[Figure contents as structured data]
/---

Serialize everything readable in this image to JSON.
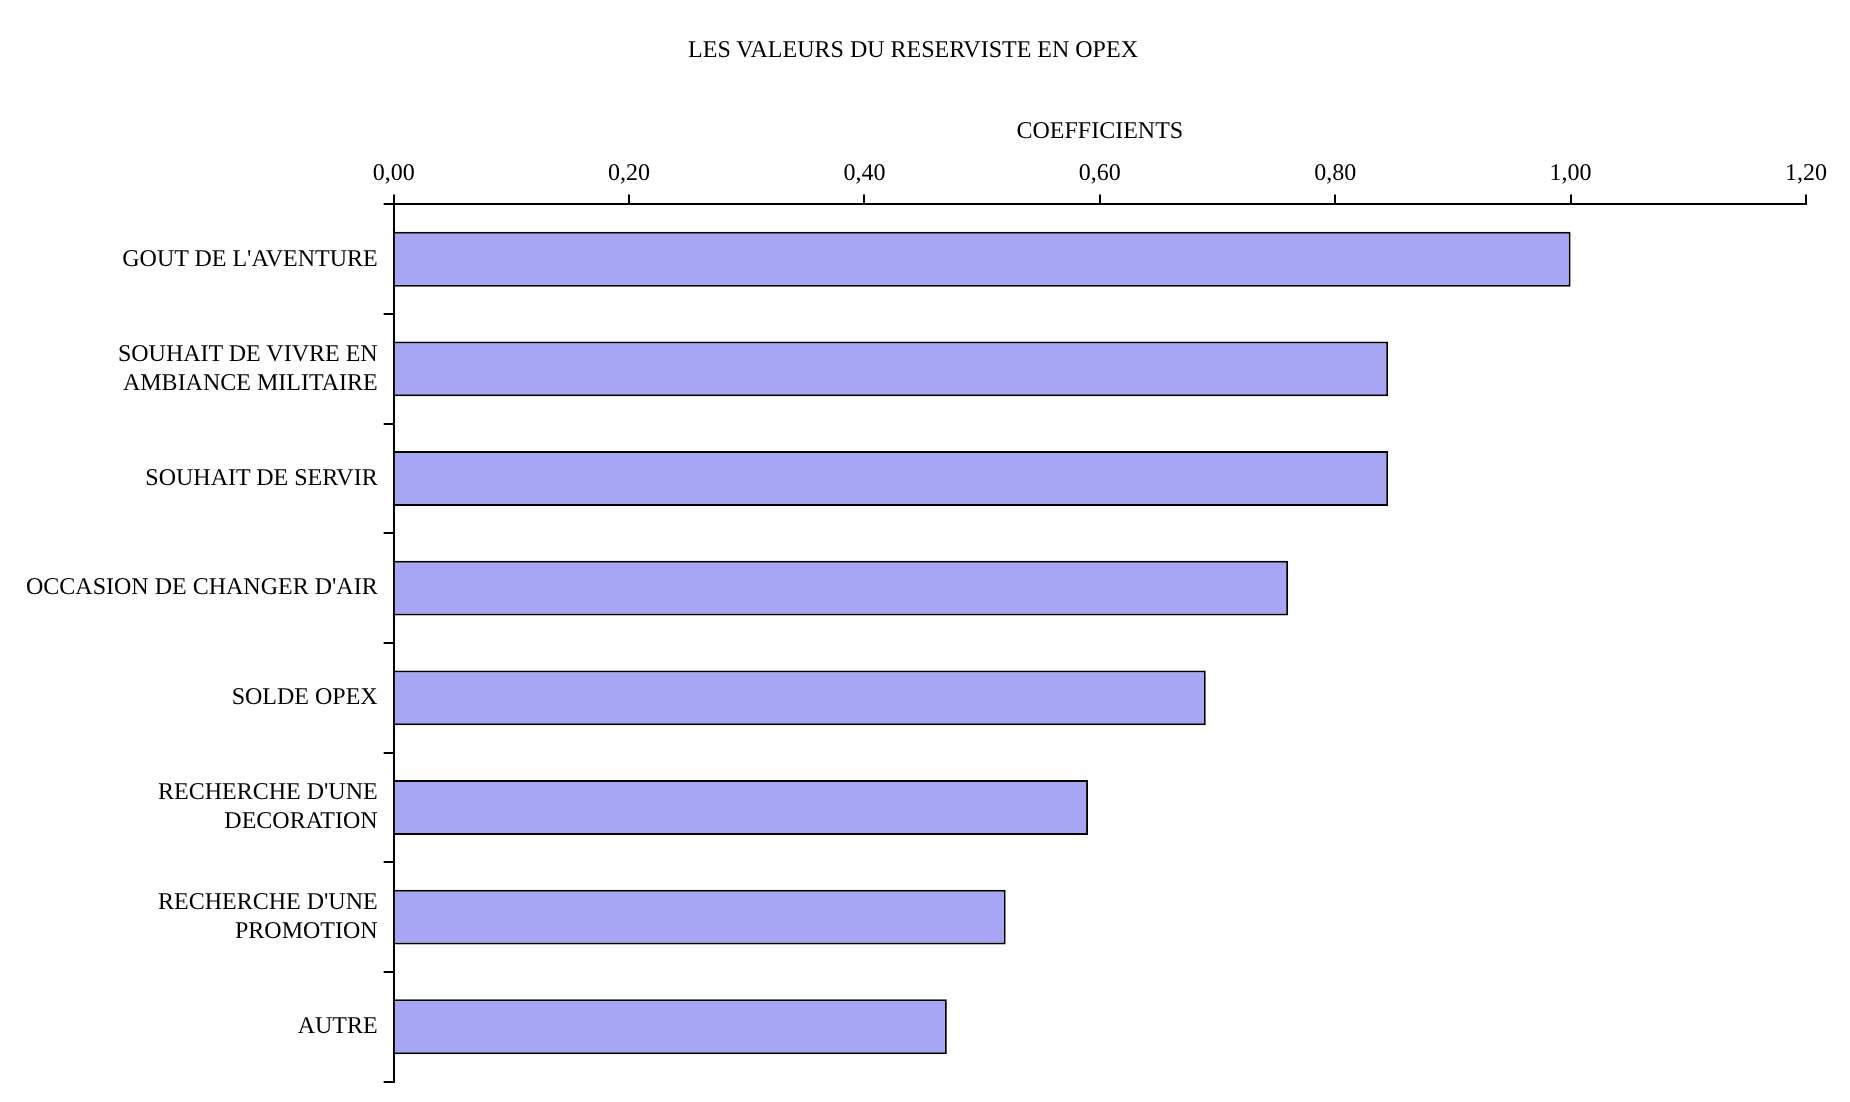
{
  "chart_data": {
    "type": "bar",
    "orientation": "horizontal",
    "title": "LES VALEURS DU RESERVISTE EN OPEX",
    "xlabel": "COEFFICIENTS",
    "categories": [
      "GOUT DE L'AVENTURE",
      "SOUHAIT DE VIVRE EN AMBIANCE MILITAIRE",
      "SOUHAIT DE SERVIR",
      "OCCASION DE CHANGER D'AIR",
      "SOLDE OPEX",
      "RECHERCHE D'UNE DECORATION",
      "RECHERCHE D'UNE PROMOTION",
      "AUTRE"
    ],
    "values": [
      1.0,
      0.845,
      0.845,
      0.76,
      0.69,
      0.59,
      0.52,
      0.47
    ],
    "color": "#a6a6f5",
    "xlim": [
      0,
      1.2
    ],
    "xticks": [
      {
        "value": 0,
        "label": "0,00"
      },
      {
        "value": 0.2,
        "label": "0,20"
      },
      {
        "value": 0.4,
        "label": "0,40"
      },
      {
        "value": 0.6,
        "label": "0,60"
      },
      {
        "value": 0.8,
        "label": "0,80"
      },
      {
        "value": 1.0,
        "label": "1,00"
      },
      {
        "value": 1.2,
        "label": "1,20"
      }
    ],
    "grid": false,
    "legend": false
  }
}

\---

> EXERCISE TASK
Print the whole listing above once more, word for word, without its pictures.

> FULL ANSWER
Serialize everything readable in this image to JSON.
{
  "chart_data": {
    "type": "bar",
    "orientation": "horizontal",
    "title": "LES VALEURS DU RESERVISTE EN OPEX",
    "xlabel": "COEFFICIENTS",
    "categories": [
      "GOUT DE L'AVENTURE",
      "SOUHAIT DE VIVRE EN AMBIANCE MILITAIRE",
      "SOUHAIT DE SERVIR",
      "OCCASION DE CHANGER D'AIR",
      "SOLDE OPEX",
      "RECHERCHE D'UNE DECORATION",
      "RECHERCHE D'UNE PROMOTION",
      "AUTRE"
    ],
    "values": [
      1.0,
      0.845,
      0.845,
      0.76,
      0.69,
      0.59,
      0.52,
      0.47
    ],
    "color": "#a6a6f5",
    "xlim": [
      0,
      1.2
    ],
    "xticks": [
      {
        "value": 0,
        "label": "0,00"
      },
      {
        "value": 0.2,
        "label": "0,20"
      },
      {
        "value": 0.4,
        "label": "0,40"
      },
      {
        "value": 0.6,
        "label": "0,60"
      },
      {
        "value": 0.8,
        "label": "0,80"
      },
      {
        "value": 1.0,
        "label": "1,00"
      },
      {
        "value": 1.2,
        "label": "1,20"
      }
    ],
    "grid": false,
    "legend": false
  }
}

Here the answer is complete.